Description of the task >> State how many lines of the entries include the string "主动偏股基金持有港股市值及仓位占比", please, leaving out everything but the number.
Start of Records shown
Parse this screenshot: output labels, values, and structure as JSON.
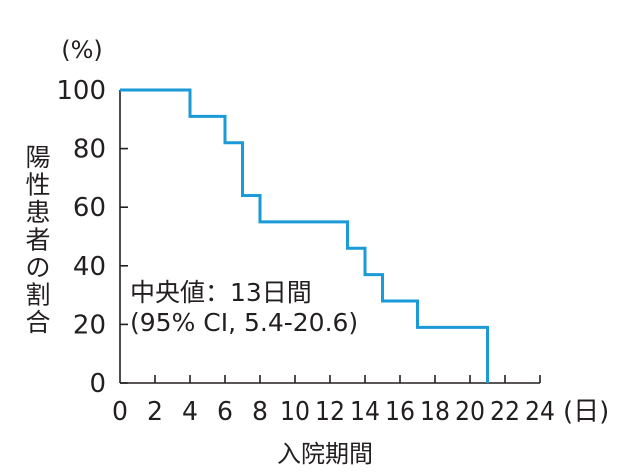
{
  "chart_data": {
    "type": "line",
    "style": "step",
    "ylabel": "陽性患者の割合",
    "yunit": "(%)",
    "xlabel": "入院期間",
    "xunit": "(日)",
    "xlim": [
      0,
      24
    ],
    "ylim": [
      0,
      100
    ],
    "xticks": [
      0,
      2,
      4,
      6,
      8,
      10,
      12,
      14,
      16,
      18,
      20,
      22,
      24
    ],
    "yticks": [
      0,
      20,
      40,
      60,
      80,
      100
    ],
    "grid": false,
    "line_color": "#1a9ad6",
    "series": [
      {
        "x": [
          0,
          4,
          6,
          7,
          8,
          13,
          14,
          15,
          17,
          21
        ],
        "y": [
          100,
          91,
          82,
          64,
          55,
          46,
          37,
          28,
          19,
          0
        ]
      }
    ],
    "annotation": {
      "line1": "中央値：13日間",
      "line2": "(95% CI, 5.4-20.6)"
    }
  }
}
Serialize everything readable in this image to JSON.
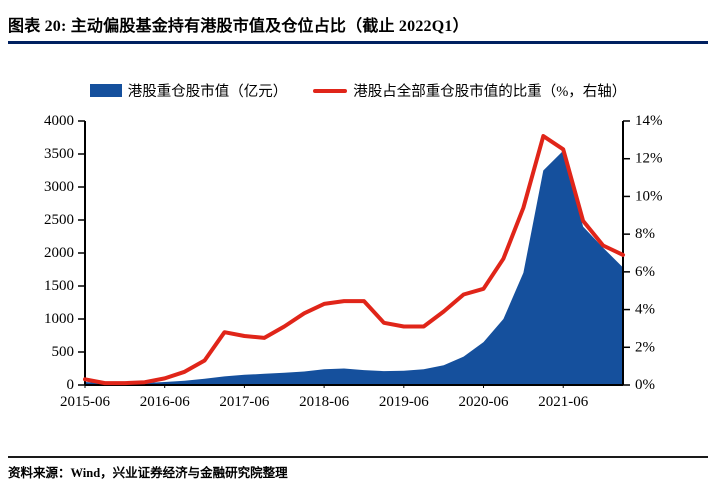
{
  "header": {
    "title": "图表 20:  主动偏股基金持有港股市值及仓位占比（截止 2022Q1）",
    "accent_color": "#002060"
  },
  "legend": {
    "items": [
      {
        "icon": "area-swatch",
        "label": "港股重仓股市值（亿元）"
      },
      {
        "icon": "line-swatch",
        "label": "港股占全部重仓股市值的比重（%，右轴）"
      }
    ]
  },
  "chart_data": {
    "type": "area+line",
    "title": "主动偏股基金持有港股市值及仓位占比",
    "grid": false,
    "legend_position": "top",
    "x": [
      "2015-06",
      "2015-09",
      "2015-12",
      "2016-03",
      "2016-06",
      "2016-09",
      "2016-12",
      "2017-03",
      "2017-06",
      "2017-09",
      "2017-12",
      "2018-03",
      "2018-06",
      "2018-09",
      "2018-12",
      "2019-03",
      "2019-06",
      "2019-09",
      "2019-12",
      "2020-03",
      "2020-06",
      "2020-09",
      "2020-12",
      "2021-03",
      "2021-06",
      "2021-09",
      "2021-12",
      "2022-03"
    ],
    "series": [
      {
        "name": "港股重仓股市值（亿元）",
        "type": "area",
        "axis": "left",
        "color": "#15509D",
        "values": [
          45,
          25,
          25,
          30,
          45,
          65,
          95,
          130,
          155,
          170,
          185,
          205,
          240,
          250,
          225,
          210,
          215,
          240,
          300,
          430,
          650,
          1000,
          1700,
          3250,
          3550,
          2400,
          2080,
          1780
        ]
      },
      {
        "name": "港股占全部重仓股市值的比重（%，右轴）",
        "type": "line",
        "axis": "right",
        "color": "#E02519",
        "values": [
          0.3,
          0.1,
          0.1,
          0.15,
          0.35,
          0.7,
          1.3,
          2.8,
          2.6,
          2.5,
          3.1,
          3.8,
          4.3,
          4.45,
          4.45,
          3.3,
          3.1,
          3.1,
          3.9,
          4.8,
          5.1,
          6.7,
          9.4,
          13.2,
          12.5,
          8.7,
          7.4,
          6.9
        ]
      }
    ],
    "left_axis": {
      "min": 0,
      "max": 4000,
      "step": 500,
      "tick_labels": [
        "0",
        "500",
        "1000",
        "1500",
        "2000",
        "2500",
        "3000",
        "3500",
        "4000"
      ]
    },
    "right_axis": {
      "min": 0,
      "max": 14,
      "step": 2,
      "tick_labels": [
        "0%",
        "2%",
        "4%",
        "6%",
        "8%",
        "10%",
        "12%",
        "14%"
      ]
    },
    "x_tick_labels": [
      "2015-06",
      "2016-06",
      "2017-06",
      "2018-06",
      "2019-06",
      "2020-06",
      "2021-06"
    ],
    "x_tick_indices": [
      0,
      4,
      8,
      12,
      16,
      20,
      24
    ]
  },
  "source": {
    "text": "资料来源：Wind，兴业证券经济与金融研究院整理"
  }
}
End of Records shown
Start of Records shown
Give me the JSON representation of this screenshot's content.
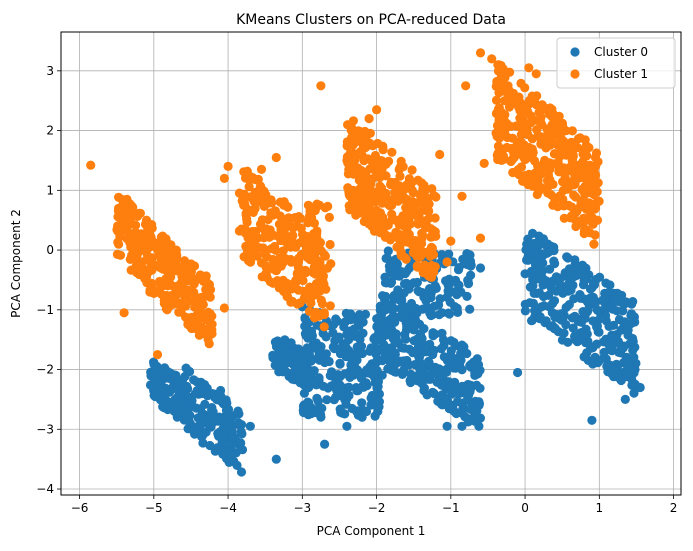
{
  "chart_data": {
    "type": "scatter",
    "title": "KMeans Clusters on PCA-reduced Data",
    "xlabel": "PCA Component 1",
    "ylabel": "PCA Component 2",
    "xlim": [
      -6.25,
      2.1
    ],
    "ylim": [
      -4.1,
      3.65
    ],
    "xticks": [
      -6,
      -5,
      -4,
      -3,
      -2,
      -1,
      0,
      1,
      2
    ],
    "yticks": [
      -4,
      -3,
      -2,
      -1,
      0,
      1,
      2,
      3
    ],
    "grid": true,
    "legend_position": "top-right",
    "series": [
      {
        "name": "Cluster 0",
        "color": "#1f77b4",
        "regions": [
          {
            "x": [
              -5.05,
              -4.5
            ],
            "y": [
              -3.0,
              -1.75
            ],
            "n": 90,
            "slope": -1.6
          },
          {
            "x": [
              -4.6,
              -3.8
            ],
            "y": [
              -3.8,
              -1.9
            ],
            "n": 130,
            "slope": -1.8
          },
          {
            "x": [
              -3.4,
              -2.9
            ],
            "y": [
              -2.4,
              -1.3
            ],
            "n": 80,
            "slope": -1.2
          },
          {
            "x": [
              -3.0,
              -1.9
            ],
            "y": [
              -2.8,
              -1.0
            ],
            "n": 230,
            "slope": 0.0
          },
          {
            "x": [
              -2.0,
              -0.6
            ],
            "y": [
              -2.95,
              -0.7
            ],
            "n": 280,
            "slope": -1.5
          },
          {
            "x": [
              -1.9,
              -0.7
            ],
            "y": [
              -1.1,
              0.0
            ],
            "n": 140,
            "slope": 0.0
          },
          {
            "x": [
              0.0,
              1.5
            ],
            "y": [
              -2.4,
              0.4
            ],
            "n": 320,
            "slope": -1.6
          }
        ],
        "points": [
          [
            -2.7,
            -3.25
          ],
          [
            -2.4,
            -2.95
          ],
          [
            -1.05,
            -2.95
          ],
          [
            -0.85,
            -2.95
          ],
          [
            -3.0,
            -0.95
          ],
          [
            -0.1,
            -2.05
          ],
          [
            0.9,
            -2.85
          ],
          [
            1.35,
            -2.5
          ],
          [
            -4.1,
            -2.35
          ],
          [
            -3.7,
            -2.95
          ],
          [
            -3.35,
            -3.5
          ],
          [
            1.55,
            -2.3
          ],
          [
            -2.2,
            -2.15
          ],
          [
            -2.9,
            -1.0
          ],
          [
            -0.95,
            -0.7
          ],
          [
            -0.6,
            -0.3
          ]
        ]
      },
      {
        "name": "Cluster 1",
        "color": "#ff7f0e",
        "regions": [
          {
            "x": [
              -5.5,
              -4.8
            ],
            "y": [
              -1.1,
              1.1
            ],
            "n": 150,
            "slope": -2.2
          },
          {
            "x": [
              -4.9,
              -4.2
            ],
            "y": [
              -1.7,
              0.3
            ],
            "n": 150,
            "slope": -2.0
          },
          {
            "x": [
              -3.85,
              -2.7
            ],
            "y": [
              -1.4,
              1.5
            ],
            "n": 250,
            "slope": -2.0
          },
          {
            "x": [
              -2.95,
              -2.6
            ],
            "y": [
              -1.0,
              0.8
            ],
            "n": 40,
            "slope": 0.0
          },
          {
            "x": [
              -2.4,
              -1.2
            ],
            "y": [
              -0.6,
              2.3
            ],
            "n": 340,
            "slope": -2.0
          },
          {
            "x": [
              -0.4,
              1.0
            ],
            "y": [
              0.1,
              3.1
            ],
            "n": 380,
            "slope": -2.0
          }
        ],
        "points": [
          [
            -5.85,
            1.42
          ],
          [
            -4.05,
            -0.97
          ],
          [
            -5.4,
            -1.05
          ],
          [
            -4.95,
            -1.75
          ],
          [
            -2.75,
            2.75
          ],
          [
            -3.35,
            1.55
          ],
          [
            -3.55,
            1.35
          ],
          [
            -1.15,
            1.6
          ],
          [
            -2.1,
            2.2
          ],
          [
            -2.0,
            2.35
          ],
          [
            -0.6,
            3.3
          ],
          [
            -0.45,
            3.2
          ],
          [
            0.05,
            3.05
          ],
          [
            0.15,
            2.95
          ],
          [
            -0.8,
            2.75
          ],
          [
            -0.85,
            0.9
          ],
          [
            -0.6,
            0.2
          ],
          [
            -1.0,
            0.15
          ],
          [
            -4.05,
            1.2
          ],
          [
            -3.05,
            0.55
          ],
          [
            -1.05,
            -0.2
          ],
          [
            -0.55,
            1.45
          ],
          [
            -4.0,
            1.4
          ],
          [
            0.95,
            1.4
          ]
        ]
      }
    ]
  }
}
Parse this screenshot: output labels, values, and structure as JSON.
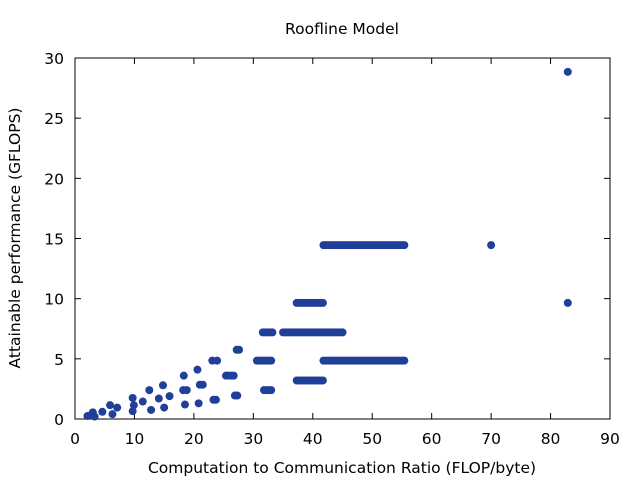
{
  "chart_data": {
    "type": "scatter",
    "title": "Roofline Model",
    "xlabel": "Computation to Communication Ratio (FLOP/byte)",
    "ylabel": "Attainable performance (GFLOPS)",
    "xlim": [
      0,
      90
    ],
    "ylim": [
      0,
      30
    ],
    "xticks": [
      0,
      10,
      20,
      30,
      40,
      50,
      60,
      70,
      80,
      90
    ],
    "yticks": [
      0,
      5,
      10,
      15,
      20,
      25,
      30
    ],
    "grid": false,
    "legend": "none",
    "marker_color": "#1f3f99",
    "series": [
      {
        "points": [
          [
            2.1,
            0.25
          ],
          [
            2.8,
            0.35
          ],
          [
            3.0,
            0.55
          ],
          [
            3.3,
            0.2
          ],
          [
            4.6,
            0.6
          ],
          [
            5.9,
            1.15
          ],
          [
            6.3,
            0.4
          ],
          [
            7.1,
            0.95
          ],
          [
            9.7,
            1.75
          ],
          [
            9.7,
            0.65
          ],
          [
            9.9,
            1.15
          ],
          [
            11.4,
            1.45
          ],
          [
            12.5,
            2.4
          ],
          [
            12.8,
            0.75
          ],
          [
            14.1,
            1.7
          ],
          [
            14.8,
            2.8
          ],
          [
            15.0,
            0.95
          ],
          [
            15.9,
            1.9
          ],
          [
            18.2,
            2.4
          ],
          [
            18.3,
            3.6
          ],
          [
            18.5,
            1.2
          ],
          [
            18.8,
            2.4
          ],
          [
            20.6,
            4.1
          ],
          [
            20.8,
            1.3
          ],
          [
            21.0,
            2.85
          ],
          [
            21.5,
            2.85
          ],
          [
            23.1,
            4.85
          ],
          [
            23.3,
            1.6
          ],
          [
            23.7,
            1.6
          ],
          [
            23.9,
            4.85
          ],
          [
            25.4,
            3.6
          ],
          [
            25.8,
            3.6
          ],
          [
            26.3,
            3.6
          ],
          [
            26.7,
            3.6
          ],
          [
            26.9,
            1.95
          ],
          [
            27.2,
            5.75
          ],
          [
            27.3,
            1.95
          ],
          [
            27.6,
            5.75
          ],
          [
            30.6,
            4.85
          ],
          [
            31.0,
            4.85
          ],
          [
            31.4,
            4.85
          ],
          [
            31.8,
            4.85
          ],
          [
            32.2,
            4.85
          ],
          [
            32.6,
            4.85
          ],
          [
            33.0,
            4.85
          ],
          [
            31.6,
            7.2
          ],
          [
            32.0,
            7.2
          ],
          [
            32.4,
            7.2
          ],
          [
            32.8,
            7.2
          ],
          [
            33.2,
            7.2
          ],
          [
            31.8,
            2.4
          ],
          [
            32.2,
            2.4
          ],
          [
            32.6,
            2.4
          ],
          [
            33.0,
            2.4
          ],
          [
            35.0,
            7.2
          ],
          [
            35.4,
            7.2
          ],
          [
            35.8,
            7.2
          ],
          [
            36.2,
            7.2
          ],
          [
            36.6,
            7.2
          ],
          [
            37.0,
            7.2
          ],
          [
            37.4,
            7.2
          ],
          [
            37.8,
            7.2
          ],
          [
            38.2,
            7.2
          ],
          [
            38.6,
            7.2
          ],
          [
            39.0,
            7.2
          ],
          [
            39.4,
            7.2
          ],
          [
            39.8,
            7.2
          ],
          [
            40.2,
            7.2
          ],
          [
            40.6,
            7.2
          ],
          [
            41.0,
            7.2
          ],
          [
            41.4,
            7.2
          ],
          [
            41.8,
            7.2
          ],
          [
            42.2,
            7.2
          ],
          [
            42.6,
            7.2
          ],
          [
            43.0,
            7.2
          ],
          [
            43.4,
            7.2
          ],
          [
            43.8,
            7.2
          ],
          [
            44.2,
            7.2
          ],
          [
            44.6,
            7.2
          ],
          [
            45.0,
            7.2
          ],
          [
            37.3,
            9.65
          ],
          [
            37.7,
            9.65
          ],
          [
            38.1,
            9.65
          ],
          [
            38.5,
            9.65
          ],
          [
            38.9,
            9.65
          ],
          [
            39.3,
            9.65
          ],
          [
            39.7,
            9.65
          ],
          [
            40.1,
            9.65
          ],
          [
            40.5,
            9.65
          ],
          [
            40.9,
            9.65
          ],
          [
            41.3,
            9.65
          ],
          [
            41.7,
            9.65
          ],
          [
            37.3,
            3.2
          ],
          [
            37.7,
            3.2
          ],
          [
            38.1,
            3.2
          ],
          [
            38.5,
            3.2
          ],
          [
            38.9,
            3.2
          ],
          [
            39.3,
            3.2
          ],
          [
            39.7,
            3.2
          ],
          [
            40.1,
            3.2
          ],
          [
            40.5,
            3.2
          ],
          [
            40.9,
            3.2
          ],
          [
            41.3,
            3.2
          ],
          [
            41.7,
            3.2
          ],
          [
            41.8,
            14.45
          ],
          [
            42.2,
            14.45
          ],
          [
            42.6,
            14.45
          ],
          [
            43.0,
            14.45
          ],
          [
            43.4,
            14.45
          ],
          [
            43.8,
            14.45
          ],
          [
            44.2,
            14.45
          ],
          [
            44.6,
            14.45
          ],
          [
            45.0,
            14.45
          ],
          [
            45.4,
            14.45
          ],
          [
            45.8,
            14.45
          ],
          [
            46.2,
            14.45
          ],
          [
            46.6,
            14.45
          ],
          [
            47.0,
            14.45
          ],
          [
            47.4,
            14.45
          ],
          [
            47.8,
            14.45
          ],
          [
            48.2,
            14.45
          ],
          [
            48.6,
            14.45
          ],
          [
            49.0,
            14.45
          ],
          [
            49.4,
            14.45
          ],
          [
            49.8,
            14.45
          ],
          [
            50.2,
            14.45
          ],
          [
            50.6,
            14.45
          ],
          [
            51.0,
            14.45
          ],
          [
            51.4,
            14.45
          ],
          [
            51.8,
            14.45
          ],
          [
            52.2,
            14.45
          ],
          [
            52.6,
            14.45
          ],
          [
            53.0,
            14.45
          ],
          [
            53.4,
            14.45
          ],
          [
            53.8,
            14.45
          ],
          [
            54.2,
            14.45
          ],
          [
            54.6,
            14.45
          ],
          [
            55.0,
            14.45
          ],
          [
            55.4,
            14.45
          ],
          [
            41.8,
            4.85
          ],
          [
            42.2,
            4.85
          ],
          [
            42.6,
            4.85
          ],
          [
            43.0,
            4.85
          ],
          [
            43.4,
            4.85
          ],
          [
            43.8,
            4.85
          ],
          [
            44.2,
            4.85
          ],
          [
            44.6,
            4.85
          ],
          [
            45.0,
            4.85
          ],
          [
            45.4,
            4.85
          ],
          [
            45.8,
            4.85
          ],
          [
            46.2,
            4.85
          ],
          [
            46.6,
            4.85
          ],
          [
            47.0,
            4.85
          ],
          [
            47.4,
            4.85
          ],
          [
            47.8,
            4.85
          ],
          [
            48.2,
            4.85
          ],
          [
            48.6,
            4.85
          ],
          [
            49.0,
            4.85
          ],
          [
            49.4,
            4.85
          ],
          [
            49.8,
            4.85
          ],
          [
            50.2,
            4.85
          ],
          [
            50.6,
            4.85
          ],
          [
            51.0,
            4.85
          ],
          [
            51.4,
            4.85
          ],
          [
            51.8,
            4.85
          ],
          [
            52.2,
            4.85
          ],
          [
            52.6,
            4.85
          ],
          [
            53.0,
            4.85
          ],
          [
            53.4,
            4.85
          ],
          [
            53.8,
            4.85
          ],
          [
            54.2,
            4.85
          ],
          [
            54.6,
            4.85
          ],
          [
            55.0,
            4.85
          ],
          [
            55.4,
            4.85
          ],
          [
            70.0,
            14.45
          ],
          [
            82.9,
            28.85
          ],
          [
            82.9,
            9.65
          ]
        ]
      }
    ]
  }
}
End of Records shown
Start of Records shown
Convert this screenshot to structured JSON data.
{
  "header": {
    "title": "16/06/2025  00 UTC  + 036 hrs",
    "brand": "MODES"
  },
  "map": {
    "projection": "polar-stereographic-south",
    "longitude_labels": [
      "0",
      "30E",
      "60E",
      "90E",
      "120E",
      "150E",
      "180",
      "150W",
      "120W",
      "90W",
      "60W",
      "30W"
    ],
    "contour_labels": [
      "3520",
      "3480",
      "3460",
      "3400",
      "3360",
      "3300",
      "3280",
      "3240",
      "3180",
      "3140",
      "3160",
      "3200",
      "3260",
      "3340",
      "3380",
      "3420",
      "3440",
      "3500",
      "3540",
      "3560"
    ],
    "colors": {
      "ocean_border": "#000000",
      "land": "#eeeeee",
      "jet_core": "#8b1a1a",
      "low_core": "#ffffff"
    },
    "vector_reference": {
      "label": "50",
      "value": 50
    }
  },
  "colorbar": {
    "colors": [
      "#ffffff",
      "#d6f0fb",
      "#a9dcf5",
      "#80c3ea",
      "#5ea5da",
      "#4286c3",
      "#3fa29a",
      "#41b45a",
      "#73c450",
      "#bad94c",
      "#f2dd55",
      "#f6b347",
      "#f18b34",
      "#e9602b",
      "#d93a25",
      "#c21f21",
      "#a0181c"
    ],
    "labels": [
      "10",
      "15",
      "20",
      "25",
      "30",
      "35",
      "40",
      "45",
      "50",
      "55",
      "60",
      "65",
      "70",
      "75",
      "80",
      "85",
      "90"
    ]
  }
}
End of Records shown
Full output >> 2